[Requirements]:
Return all lines where the word "much" can be found.

## START Record list

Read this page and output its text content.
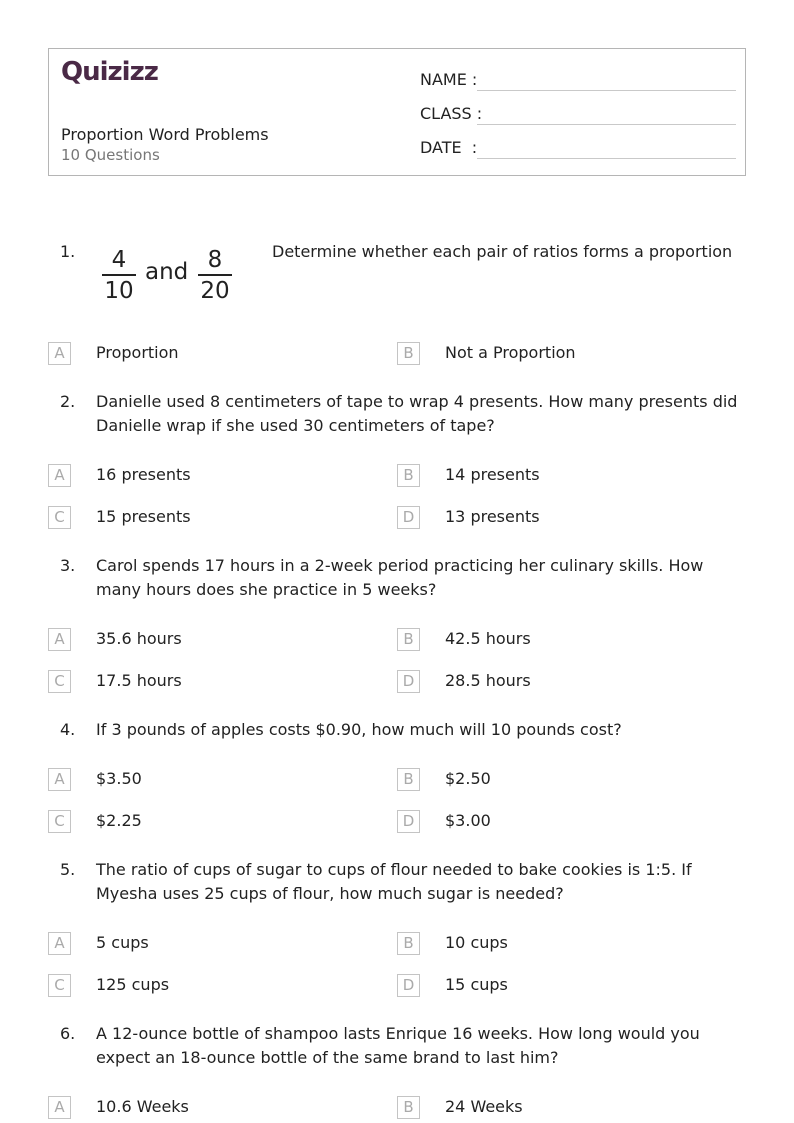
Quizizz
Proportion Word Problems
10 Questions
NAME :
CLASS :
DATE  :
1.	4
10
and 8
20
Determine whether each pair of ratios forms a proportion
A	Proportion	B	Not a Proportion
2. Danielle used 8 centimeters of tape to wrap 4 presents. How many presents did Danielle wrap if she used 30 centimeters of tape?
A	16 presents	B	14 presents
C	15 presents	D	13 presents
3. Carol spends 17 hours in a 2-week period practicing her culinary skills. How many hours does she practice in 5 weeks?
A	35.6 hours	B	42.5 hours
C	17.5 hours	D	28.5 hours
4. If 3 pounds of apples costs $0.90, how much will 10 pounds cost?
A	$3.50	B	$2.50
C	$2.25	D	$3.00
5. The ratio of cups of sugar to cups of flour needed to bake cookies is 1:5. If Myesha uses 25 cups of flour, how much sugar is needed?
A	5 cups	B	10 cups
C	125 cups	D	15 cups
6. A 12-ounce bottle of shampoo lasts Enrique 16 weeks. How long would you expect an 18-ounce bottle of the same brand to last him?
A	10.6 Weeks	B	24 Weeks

## END Record list
## START Record list

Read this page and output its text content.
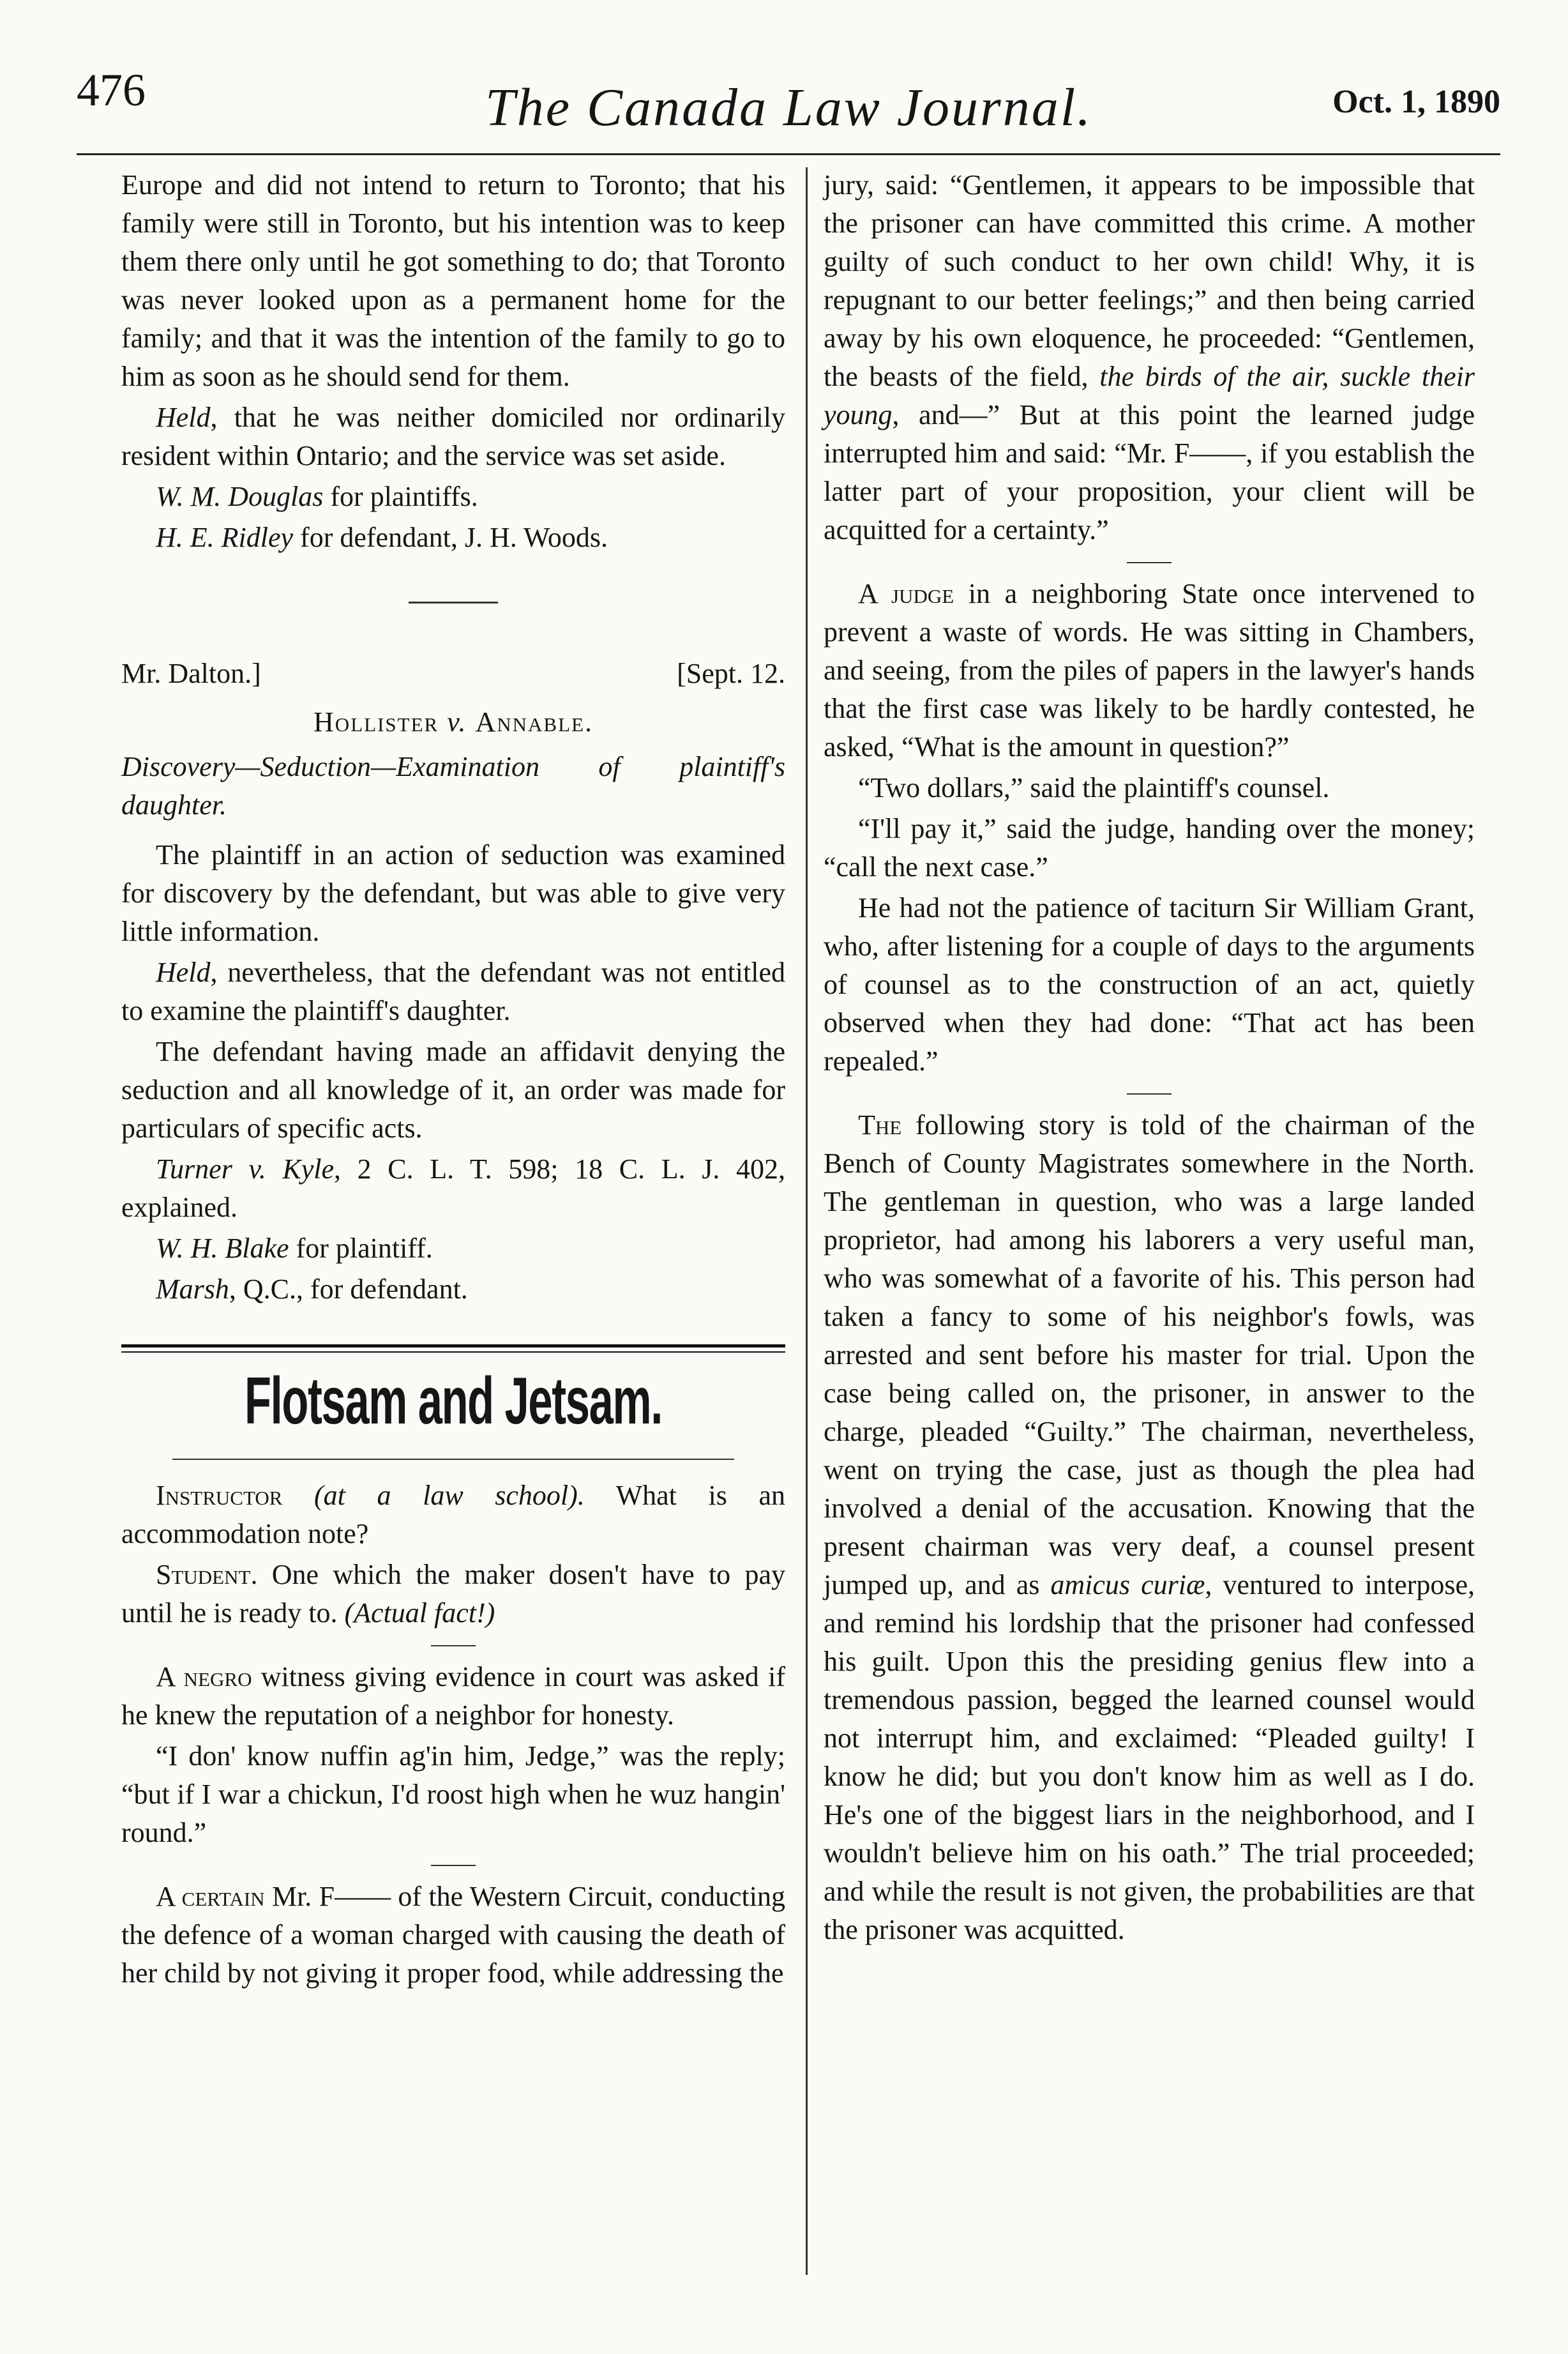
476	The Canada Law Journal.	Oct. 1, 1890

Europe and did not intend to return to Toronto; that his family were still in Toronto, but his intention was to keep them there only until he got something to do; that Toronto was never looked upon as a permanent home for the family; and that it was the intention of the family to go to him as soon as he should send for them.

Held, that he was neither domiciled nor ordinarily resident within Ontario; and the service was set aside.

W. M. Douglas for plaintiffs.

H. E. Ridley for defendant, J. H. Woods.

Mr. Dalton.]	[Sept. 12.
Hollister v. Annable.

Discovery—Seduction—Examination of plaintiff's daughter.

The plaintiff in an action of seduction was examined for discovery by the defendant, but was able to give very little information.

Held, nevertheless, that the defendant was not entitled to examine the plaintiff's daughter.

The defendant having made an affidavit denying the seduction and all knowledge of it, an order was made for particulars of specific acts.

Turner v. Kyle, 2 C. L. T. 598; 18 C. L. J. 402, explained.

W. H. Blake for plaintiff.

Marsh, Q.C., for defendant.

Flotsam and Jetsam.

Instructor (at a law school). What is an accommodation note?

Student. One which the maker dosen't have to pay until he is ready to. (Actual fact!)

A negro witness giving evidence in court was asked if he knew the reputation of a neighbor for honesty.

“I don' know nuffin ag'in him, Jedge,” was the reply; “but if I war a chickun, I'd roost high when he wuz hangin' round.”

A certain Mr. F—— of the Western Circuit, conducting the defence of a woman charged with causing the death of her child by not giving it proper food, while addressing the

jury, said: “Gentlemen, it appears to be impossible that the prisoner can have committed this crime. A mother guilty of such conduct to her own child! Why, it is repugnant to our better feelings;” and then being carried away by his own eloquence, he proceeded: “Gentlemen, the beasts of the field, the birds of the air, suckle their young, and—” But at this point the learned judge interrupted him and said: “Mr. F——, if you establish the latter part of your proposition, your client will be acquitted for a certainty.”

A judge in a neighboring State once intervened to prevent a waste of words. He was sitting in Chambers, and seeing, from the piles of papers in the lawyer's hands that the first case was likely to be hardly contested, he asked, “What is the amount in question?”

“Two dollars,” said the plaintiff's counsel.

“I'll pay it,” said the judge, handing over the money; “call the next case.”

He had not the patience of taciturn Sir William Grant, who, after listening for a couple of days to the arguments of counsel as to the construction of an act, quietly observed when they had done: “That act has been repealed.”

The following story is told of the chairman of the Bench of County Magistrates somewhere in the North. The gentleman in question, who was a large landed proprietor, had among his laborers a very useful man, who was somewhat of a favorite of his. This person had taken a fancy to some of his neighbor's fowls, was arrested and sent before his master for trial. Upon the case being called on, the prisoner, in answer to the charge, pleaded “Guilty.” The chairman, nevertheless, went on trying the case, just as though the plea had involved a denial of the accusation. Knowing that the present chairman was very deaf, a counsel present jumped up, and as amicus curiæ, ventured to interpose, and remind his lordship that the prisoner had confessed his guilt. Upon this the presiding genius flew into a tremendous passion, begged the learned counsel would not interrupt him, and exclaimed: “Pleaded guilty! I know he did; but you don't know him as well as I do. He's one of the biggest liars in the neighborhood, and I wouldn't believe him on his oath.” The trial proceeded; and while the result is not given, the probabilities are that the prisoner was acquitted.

## END Record list
## START Record list

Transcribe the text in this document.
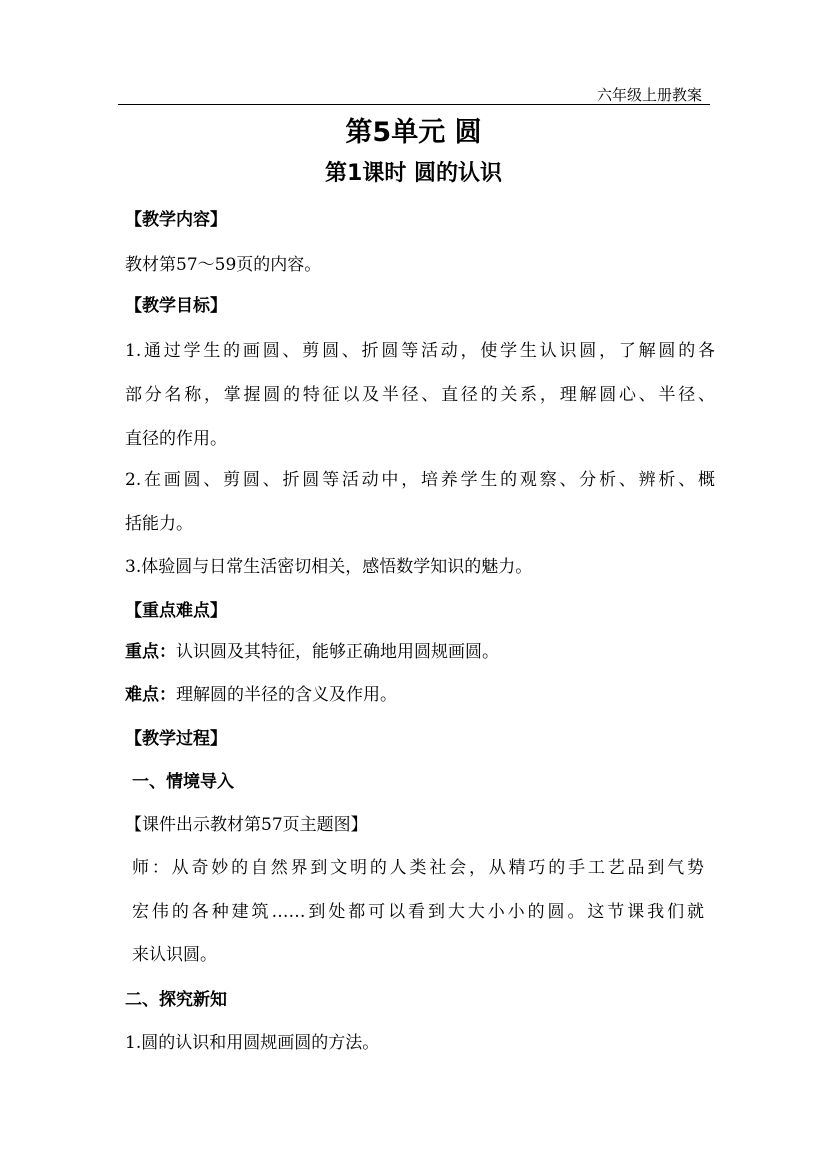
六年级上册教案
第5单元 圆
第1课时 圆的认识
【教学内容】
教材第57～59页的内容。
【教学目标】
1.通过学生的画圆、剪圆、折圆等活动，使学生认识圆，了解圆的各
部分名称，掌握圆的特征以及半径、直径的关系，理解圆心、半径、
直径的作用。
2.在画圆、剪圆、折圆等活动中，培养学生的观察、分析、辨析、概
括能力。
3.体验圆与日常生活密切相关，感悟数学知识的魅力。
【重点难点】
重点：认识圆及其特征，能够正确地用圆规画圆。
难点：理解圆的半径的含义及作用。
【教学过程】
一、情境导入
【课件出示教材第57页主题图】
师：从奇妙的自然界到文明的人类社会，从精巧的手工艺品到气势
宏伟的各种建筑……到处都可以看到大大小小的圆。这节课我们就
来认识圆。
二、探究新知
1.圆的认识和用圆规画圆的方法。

## END Record list

[Complete response]:
4. If 3 pounds of apples costs $0.90, how much will 10 pounds cost?
5. The ratio of cups of sugar to cups of flour needed to bake cookies is 1:5. If Myesha uses 25 cups of flour, how much sugar is needed?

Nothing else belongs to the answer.